(Collected data entries)

+ + + +

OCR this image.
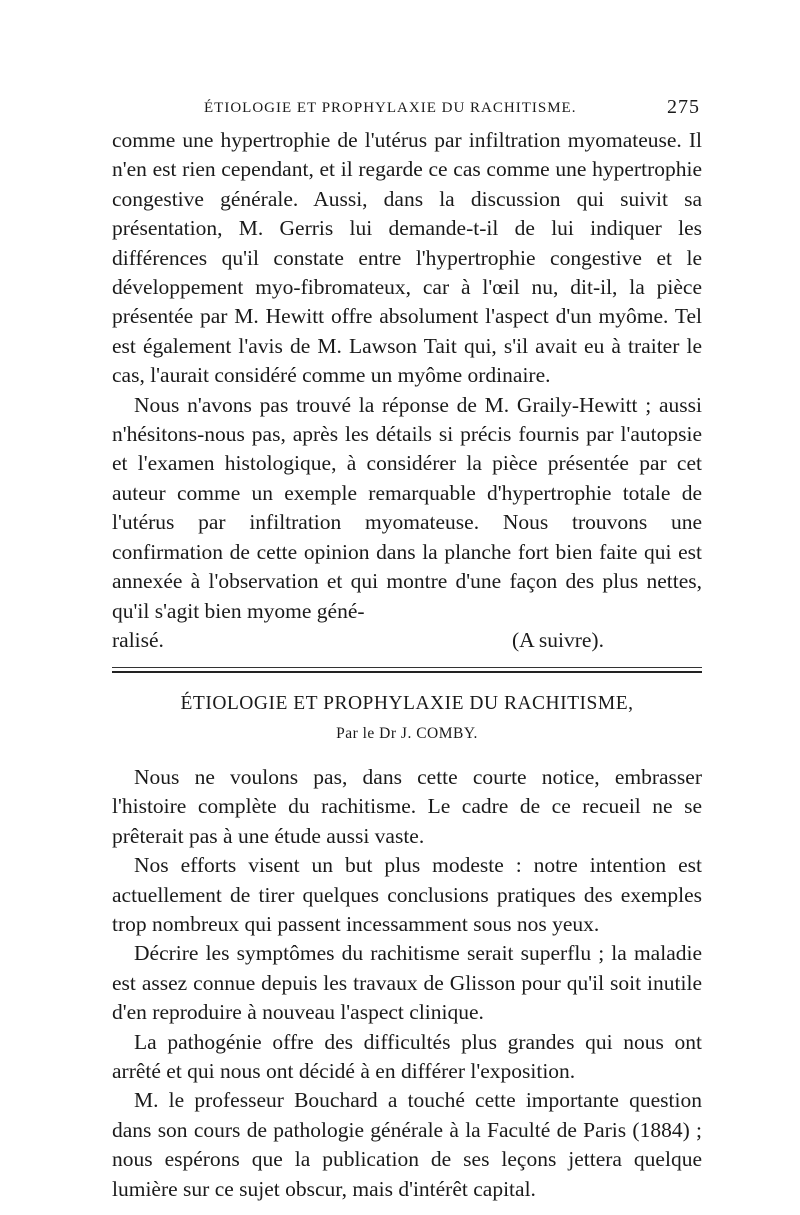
ÉTIOLOGIE ET PROPHYLAXIE DU RACHITISME.	275

comme une hypertrophie de l'utérus par infiltration myomateuse. Il n'en est rien cependant, et il regarde ce cas comme une hypertrophie congestive générale. Aussi, dans la discussion qui suivit sa présentation, M. Gerris lui demande-t-il de lui indiquer les différences qu'il constate entre l'hypertrophie congestive et le développement myo-fibromateux, car à l'œil nu, dit-il, la pièce présentée par M. Hewitt offre absolument l'aspect d'un myôme. Tel est également l'avis de M. Lawson Tait qui, s'il avait eu à traiter le cas, l'aurait considéré comme un myôme ordinaire.

Nous n'avons pas trouvé la réponse de M. Graily-Hewitt ; aussi n'hésitons-nous pas, après les détails si précis fournis par l'autopsie et l'examen histologique, à considérer la pièce présentée par cet auteur comme un exemple remarquable d'hypertrophie totale de l'utérus par infiltration myomateuse. Nous trouvons une confirmation de cette opinion dans la planche fort bien faite qui est annexée à l'observation et qui montre d'une façon des plus nettes, qu'il s'agit bien myome géné-

ralisé.	(A suivre).
ÉTIOLOGIE ET PROPHYLAXIE DU RACHITISME,
Par le Dr J. COMBY.

Nous ne voulons pas, dans cette courte notice, embrasser l'histoire complète du rachitisme. Le cadre de ce recueil ne se prêterait pas à une étude aussi vaste.

Nos efforts visent un but plus modeste : notre intention est actuellement de tirer quelques conclusions pratiques des exemples trop nombreux qui passent incessamment sous nos yeux.

Décrire les symptômes du rachitisme serait superflu ; la maladie est assez connue depuis les travaux de Glisson pour qu'il soit inutile d'en reproduire à nouveau l'aspect clinique.

La pathogénie offre des difficultés plus grandes qui nous ont arrêté et qui nous ont décidé à en différer l'exposition.

M. le professeur Bouchard a touché cette importante question dans son cours de pathologie générale à la Faculté de Paris (1884) ; nous espérons que la publication de ses leçons jettera quelque lumière sur ce sujet obscur, mais d'intérêt capital.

+ + + +

# What is needed
Exclude the pictures, and transcribe all of the material exactly.

# Finished task
OCR this image.
ÉTIOLOGIE ET PROPHYLAXIE DU RACHITISME.	275

comme une hypertrophie de l'utérus par infiltration myomateuse. Il n'en est rien cependant, et il regarde ce cas comme une hypertrophie congestive générale. Aussi, dans la discussion qui suivit sa présentation, M. Gerris lui demande-t-il de lui indiquer les différences qu'il constate entre l'hypertrophie congestive et le développement myo-fibromateux, car à l'œil nu, dit-il, la pièce présentée par M. Hewitt offre absolument l'aspect d'un myôme. Tel est également l'avis de M. Lawson Tait qui, s'il avait eu à traiter le cas, l'aurait considéré comme un myôme ordinaire.

Nous n'avons pas trouvé la réponse de M. Graily-Hewitt ; aussi n'hésitons-nous pas, après les détails si précis fournis par l'autopsie et l'examen histologique, à considérer la pièce présentée par cet auteur comme un exemple remarquable d'hypertrophie totale de l'utérus par infiltration myomateuse. Nous trouvons une confirmation de cette opinion dans la planche fort bien faite qui est annexée à l'observation et qui montre d'une façon des plus nettes, qu'il s'agit bien myome géné-

ralisé.	(A suivre).
ÉTIOLOGIE ET PROPHYLAXIE DU RACHITISME,
Par le Dr J. COMBY.

Nous ne voulons pas, dans cette courte notice, embrasser l'histoire complète du rachitisme. Le cadre de ce recueil ne se prêterait pas à une étude aussi vaste.

Nos efforts visent un but plus modeste : notre intention est actuellement de tirer quelques conclusions pratiques des exemples trop nombreux qui passent incessamment sous nos yeux.

Décrire les symptômes du rachitisme serait superflu ; la maladie est assez connue depuis les travaux de Glisson pour qu'il soit inutile d'en reproduire à nouveau l'aspect clinique.

La pathogénie offre des difficultés plus grandes qui nous ont arrêté et qui nous ont décidé à en différer l'exposition.

M. le professeur Bouchard a touché cette importante question dans son cours de pathologie générale à la Faculté de Paris (1884) ; nous espérons que la publication de ses leçons jettera quelque lumière sur ce sujet obscur, mais d'intérêt capital.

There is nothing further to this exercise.